Source data:
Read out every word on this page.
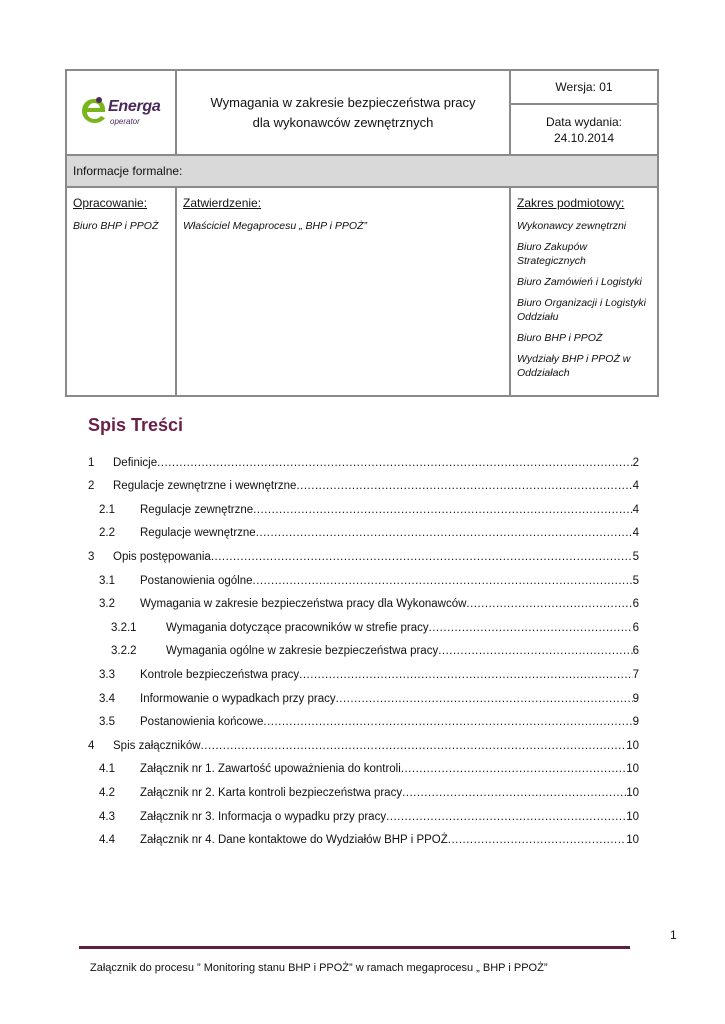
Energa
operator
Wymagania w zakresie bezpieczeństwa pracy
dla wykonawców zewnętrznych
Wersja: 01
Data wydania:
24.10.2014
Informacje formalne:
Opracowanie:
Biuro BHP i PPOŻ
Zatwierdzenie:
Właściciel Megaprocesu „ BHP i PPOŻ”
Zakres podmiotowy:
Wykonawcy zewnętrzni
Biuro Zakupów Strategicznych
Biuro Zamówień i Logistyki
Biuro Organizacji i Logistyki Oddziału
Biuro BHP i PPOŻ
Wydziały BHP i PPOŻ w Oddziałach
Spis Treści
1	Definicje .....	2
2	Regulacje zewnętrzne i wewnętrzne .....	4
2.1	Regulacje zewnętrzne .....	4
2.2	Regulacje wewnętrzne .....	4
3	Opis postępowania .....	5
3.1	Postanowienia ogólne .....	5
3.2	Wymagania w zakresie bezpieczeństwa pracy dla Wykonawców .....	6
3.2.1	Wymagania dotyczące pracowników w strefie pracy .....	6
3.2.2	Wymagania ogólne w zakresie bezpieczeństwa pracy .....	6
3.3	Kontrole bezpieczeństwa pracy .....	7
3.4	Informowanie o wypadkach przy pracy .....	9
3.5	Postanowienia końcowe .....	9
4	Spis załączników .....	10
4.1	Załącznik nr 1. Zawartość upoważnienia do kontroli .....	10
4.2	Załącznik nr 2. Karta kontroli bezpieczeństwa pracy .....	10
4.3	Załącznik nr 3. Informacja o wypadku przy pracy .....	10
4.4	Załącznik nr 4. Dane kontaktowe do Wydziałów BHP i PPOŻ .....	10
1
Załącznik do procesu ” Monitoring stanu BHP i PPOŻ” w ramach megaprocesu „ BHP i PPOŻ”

→ WHAT YOU ARE ASKED TO DO
Return all lines of the material above in which the word "Logistyki" occurs.

→ EXERCISE OUTPUT
Biuro Zamówień i Logistyki
Biuro Organizacji i Logistyki Oddziału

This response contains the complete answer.